## Challenge
In the text about the Huayhuash Circuit, why is the trek free of snowfields and glaciers despite its high altitude?

## Source text
Not too far ago the finishing of Huayhuash Circuit and the logistics in that region were quite esoteric subject. Alleged dangers (some cases of robbery on tourists), “Shining Path” guerillas activity and competitive Alpamayo Circuit caused that few tourists have been exploring this area. Not many people have paid attention that touching story of Joe Simpson from popular movie “Touching a void” happened exactly there.
Going to Peru in 2015 we didn’t take this localisation under consideration too. Picturesque Alpamayo tempted much stronger but its popularity and crowds on the trail got us to reconsider our plans. That is how we started to think about Huayhuash Circuit.
This trekking leads through altitudes between 3000-5000 and makes a kind of loop around a gorgeous mountain chain. These mountains are situated in tropical climate so despite the fact of high altitude the trekking is free of snowfields and glaciers. Slender shaped peaks (i.e. Yerupaja, Siula, Jirishanca), emerald lakes and juicy-green pampa make constant jaw-dropping views for your eyes.
Is Huayhuash Circuit wild?

## Listing
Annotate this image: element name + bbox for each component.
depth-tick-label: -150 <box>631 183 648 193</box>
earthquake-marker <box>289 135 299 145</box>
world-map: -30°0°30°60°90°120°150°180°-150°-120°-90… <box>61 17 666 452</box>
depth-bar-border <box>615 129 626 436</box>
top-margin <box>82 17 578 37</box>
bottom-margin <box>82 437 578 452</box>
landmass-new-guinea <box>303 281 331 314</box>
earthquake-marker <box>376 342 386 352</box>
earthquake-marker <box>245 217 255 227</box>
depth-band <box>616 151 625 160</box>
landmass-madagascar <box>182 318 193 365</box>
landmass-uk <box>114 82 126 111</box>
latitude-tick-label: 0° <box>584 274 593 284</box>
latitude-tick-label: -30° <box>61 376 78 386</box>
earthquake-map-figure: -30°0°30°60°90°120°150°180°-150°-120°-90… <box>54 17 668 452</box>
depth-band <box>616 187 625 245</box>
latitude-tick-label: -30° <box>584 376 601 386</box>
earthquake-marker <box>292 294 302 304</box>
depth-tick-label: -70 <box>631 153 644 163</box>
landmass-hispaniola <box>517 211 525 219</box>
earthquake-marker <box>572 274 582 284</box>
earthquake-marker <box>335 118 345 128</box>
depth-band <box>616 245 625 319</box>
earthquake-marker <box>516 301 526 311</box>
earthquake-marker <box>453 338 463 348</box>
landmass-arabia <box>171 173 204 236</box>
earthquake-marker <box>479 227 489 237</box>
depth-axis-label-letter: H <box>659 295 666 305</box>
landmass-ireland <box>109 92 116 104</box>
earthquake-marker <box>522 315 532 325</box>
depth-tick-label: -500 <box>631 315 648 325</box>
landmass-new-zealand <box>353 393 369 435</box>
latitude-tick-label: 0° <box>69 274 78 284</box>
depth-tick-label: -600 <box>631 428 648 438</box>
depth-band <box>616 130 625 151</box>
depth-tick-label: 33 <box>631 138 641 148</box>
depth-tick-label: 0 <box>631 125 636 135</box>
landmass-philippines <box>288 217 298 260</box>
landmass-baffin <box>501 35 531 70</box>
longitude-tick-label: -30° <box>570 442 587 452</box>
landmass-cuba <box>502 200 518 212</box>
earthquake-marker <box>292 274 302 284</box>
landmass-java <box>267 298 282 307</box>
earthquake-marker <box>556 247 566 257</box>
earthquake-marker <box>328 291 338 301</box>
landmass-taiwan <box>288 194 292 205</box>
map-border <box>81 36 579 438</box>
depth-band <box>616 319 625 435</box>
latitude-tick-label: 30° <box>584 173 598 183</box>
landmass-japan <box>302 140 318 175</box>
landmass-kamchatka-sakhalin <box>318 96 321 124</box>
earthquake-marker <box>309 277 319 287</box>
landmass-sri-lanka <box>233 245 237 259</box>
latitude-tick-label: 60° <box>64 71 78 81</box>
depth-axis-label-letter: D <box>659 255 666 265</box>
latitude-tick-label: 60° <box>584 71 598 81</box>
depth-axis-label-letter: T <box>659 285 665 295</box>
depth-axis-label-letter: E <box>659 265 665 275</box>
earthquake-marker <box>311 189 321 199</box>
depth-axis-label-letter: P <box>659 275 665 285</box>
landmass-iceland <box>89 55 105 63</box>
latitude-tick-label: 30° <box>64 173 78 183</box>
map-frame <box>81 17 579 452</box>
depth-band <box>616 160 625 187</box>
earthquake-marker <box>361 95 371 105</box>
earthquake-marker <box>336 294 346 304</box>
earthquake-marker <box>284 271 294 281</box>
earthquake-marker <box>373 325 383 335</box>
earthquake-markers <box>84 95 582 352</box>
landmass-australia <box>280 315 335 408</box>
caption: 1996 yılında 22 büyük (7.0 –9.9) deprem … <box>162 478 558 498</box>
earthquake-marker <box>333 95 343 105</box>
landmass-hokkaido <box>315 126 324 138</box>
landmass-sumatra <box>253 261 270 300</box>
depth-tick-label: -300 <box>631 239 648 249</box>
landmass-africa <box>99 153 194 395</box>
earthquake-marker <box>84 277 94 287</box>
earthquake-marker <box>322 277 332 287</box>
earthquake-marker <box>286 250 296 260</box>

## Written reply
The mountains are situated in a tropical climate.